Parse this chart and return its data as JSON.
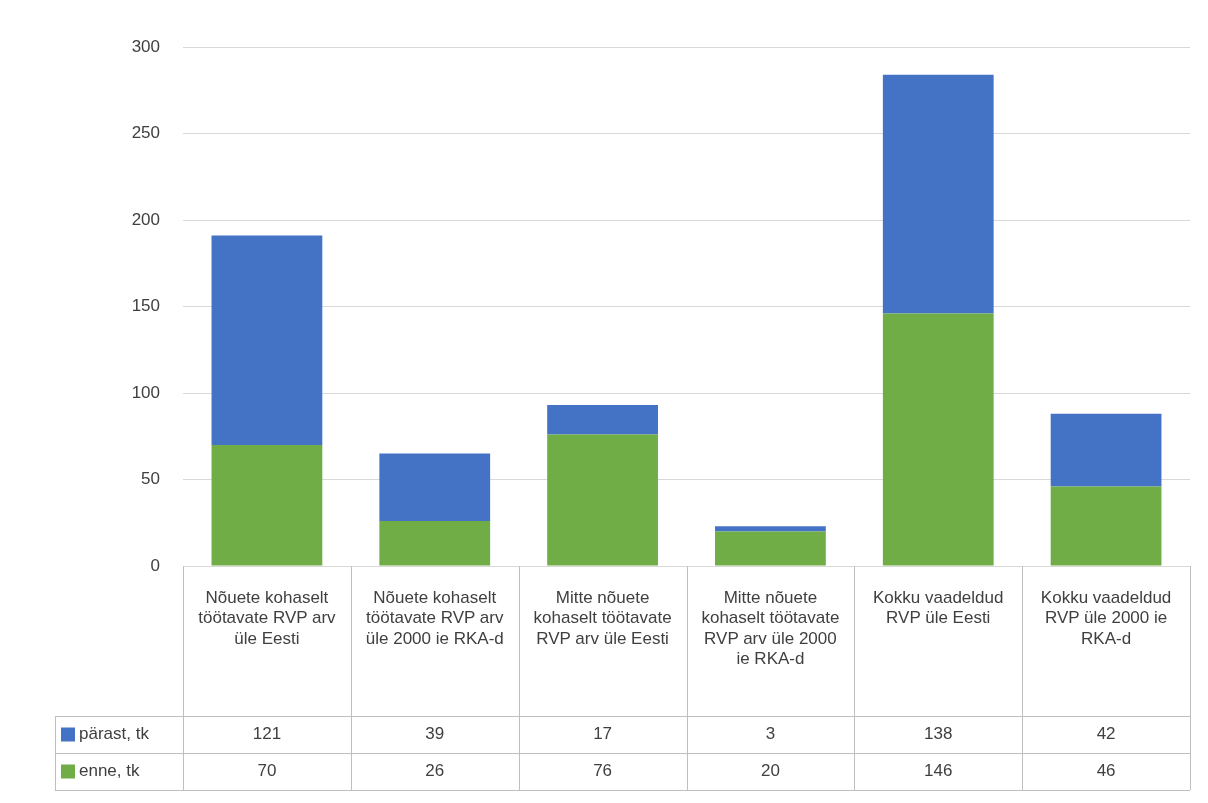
{
  "chart_data": {
    "type": "bar",
    "stacked": true,
    "categories": [
      "Nõuete kohaselt töötavate RVP arv üle Eesti",
      "Nõuete kohaselt töötavate RVP arv üle 2000 ie RKA-d",
      "Mitte nõuete kohaselt töötavate RVP arv üle Eesti",
      "Mitte nõuete kohaselt töötavate RVP arv üle 2000 ie RKA-d",
      "Kokku vaadeldud RVP üle Eesti",
      "Kokku vaadeldud RVP üle 2000 ie RKA-d"
    ],
    "series": [
      {
        "name": "enne, tk",
        "color": "#70ad47",
        "values": [
          70,
          26,
          76,
          20,
          146,
          46
        ]
      },
      {
        "name": "pärast, tk",
        "color": "#4472c4",
        "values": [
          121,
          39,
          17,
          3,
          138,
          42
        ]
      }
    ],
    "ylim": [
      0,
      300
    ],
    "yticks": [
      0,
      50,
      100,
      150,
      200,
      250,
      300
    ],
    "grid": "y",
    "legend": "bottom",
    "data_labels": true
  }
}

» Problem description
Your copy should match the entries exactly, minus the pictures.

» Written response
Parse this chart and return its data as JSON.
{
  "chart_data": {
    "type": "bar",
    "stacked": true,
    "categories": [
      "Nõuete kohaselt töötavate RVP arv üle Eesti",
      "Nõuete kohaselt töötavate RVP arv üle 2000 ie RKA-d",
      "Mitte nõuete kohaselt töötavate RVP arv üle Eesti",
      "Mitte nõuete kohaselt töötavate RVP arv üle 2000 ie RKA-d",
      "Kokku vaadeldud RVP üle Eesti",
      "Kokku vaadeldud RVP üle 2000 ie RKA-d"
    ],
    "series": [
      {
        "name": "enne, tk",
        "color": "#70ad47",
        "values": [
          70,
          26,
          76,
          20,
          146,
          46
        ]
      },
      {
        "name": "pärast, tk",
        "color": "#4472c4",
        "values": [
          121,
          39,
          17,
          3,
          138,
          42
        ]
      }
    ],
    "ylim": [
      0,
      300
    ],
    "yticks": [
      0,
      50,
      100,
      150,
      200,
      250,
      300
    ],
    "grid": "y",
    "legend": "bottom",
    "data_labels": true
  }
}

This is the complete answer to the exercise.